(EXERCISE GOAL):
For this exercise, copy out each line of the material below that includes "liqni".
▼▼▼
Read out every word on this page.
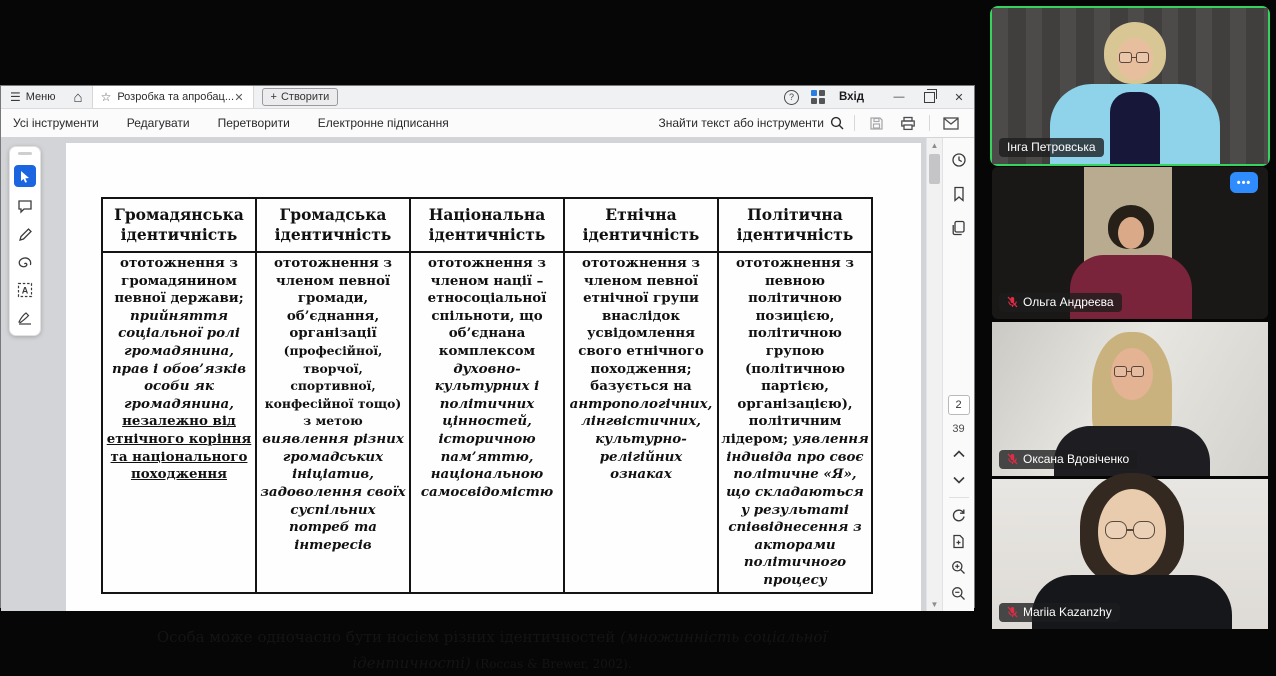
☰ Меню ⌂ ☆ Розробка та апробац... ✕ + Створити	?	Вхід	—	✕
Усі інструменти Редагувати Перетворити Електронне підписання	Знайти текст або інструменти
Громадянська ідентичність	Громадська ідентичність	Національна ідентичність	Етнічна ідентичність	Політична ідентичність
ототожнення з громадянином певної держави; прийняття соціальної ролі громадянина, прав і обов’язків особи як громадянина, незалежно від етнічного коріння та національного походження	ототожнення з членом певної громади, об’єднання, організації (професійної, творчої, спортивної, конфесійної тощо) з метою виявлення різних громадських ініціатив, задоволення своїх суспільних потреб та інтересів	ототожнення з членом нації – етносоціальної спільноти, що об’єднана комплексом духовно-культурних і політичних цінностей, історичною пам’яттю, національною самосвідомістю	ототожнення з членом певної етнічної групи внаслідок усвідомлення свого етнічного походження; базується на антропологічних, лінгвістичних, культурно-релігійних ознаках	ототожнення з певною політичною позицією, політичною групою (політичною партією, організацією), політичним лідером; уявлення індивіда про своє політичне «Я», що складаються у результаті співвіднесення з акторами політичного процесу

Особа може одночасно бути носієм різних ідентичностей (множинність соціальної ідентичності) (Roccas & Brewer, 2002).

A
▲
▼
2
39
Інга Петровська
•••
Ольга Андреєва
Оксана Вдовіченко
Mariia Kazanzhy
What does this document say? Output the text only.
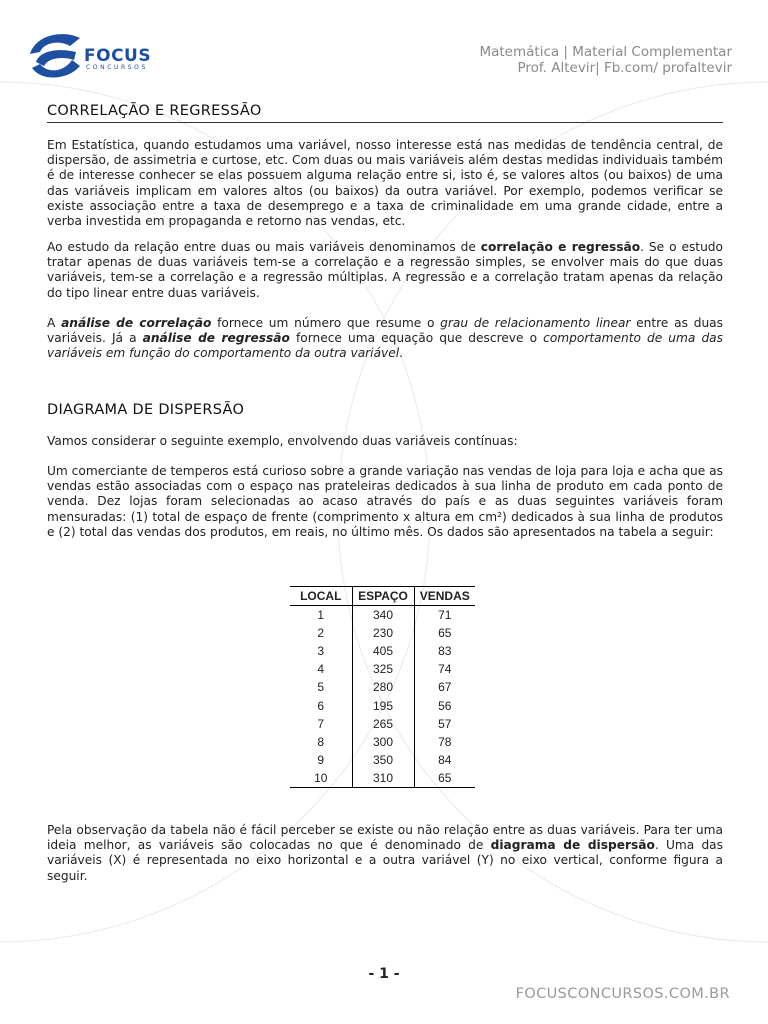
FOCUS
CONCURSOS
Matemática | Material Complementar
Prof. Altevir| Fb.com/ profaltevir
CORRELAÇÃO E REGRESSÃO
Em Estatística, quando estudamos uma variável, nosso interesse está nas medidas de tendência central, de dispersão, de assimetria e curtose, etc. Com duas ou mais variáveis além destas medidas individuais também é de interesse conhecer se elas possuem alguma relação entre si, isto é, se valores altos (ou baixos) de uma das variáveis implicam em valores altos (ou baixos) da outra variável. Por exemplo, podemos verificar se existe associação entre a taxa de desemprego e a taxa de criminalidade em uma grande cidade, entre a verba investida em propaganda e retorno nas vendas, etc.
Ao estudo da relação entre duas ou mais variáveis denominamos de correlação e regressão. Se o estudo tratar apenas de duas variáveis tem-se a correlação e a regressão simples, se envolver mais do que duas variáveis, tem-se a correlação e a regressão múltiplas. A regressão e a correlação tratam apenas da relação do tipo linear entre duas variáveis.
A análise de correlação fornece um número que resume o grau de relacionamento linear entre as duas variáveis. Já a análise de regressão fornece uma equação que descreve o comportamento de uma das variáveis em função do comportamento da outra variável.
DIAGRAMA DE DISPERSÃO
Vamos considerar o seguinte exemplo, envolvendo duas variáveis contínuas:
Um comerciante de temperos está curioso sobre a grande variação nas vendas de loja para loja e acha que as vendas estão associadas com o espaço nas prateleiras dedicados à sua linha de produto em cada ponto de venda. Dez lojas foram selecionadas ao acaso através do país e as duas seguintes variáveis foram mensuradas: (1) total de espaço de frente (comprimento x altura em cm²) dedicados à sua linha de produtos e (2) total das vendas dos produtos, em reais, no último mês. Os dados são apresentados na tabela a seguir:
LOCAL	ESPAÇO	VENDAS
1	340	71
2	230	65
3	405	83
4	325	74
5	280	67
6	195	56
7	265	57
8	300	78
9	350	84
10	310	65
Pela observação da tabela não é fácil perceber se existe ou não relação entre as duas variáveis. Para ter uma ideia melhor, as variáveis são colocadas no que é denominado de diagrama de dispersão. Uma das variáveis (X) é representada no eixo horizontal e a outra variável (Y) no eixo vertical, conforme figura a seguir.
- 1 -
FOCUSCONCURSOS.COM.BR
▲▲▲
▼▼▼
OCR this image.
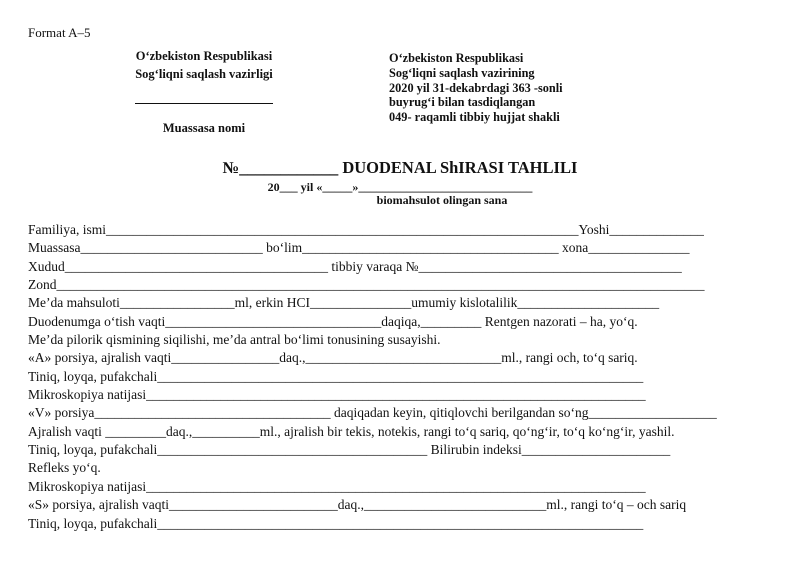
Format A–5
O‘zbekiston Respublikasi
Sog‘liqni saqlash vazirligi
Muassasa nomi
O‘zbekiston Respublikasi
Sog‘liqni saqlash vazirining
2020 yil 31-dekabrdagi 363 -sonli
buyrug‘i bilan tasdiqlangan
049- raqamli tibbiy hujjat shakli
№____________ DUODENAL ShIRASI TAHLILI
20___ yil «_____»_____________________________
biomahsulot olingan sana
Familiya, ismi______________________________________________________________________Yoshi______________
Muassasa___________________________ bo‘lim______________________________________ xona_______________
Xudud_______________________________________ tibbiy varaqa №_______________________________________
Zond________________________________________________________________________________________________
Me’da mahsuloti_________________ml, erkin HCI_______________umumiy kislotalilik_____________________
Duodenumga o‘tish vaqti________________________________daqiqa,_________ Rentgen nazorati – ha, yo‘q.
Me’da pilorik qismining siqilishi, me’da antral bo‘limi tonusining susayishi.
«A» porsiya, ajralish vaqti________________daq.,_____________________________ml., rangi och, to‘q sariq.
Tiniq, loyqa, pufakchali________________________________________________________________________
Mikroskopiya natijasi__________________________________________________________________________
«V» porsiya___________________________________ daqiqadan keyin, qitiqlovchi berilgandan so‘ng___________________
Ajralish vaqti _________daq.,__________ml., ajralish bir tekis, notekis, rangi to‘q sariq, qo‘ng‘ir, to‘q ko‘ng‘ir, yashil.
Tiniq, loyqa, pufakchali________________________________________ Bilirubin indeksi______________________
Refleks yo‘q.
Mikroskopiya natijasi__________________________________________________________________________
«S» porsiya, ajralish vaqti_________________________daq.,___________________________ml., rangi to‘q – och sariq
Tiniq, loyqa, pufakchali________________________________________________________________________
▲▲▲
(THE COMPLETED TASK):
Sog‘liqni saqlash vazirligi
Sog‘liqni saqlash vazirining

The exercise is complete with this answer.